▶ _Task instructions_: Your task is to repeat, word for word, the line containing "OCR this image." and all lines that follow it to the end of the material, and no other lines.

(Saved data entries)
◆ ◆ ◆

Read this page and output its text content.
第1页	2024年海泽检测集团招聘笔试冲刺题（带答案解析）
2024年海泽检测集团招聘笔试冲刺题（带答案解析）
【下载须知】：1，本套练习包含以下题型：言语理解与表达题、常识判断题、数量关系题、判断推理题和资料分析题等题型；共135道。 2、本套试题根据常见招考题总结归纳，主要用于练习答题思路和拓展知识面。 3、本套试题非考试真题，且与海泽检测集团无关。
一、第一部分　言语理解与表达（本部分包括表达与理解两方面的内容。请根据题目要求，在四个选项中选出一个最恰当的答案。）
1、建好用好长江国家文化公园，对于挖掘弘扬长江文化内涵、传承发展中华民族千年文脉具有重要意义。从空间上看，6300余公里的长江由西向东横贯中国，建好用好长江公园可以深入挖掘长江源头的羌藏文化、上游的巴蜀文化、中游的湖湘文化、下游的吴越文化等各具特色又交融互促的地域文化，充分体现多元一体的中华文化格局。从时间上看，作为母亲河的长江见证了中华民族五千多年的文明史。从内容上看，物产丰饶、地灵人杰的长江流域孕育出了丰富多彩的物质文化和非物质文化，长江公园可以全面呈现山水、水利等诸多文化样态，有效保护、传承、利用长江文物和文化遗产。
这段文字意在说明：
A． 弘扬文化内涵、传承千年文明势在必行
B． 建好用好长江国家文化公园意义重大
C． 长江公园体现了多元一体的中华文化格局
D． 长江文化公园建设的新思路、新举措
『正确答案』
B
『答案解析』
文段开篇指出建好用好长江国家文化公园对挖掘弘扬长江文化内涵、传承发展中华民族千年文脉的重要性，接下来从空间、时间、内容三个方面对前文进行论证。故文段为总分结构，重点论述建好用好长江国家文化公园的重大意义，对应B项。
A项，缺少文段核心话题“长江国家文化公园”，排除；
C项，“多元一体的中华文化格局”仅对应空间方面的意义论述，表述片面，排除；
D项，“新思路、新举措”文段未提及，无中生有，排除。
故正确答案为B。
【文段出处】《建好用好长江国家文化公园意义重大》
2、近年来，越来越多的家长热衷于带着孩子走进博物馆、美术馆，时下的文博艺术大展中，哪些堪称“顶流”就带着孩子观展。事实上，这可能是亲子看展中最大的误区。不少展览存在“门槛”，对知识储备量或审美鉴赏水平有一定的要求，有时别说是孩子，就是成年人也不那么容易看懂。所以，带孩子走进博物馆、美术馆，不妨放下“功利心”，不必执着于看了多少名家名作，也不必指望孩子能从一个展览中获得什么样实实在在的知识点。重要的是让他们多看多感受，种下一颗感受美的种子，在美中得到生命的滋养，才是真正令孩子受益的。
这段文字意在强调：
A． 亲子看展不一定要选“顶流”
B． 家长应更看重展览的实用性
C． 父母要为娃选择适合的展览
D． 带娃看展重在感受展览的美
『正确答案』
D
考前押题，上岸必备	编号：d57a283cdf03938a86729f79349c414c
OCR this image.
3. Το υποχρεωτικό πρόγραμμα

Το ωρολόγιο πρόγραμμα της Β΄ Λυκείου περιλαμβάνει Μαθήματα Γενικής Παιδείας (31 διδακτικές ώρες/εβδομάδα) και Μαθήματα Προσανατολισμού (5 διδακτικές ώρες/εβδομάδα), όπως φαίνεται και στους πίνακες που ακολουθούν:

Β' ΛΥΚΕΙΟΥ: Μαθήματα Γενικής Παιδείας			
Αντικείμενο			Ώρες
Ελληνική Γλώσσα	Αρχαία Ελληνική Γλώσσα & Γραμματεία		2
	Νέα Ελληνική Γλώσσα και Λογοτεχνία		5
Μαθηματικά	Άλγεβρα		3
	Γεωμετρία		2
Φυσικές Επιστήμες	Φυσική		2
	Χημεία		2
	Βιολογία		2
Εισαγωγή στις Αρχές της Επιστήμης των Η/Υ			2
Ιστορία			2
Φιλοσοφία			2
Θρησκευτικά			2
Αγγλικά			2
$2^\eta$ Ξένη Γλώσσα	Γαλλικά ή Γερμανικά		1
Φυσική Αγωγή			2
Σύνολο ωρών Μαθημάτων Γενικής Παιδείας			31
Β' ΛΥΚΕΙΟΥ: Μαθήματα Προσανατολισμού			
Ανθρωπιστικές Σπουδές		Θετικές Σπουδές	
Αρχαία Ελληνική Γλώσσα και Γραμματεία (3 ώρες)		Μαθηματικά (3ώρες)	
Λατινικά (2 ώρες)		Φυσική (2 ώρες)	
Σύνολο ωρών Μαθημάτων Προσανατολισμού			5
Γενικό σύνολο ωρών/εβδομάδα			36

◆ ◆ ◆

▶ _Result of this exercise_:
OCR this image.
3. Το υποχρεωτικό πρόγραμμα

Το ωρολόγιο πρόγραμμα της Β΄ Λυκείου περιλαμβάνει Μαθήματα Γενικής Παιδείας (31 διδακτικές ώρες/εβδομάδα) και Μαθήματα Προσανατολισμού (5 διδακτικές ώρες/εβδομάδα), όπως φαίνεται και στους πίνακες που ακολουθούν:

Β' ΛΥΚΕΙΟΥ: Μαθήματα Γενικής Παιδείας			
Αντικείμενο			Ώρες
Ελληνική Γλώσσα	Αρχαία Ελληνική Γλώσσα & Γραμματεία		2
	Νέα Ελληνική Γλώσσα και Λογοτεχνία		5
Μαθηματικά	Άλγεβρα		3
	Γεωμετρία		2
Φυσικές Επιστήμες	Φυσική		2
	Χημεία		2
	Βιολογία		2
Εισαγωγή στις Αρχές της Επιστήμης των Η/Υ			2
Ιστορία			2
Φιλοσοφία			2
Θρησκευτικά			2
Αγγλικά			2
$2^\eta$ Ξένη Γλώσσα	Γαλλικά ή Γερμανικά		1
Φυσική Αγωγή			2
Σύνολο ωρών Μαθημάτων Γενικής Παιδείας			31
Β' ΛΥΚΕΙΟΥ: Μαθήματα Προσανατολισμού			
Ανθρωπιστικές Σπουδές		Θετικές Σπουδές	
Αρχαία Ελληνική Γλώσσα και Γραμματεία (3 ώρες)		Μαθηματικά (3ώρες)	
Λατινικά (2 ώρες)		Φυσική (2 ώρες)	
Σύνολο ωρών Μαθημάτων Προσανατολισμού			5
Γενικό σύνολο ωρών/εβδομάδα			36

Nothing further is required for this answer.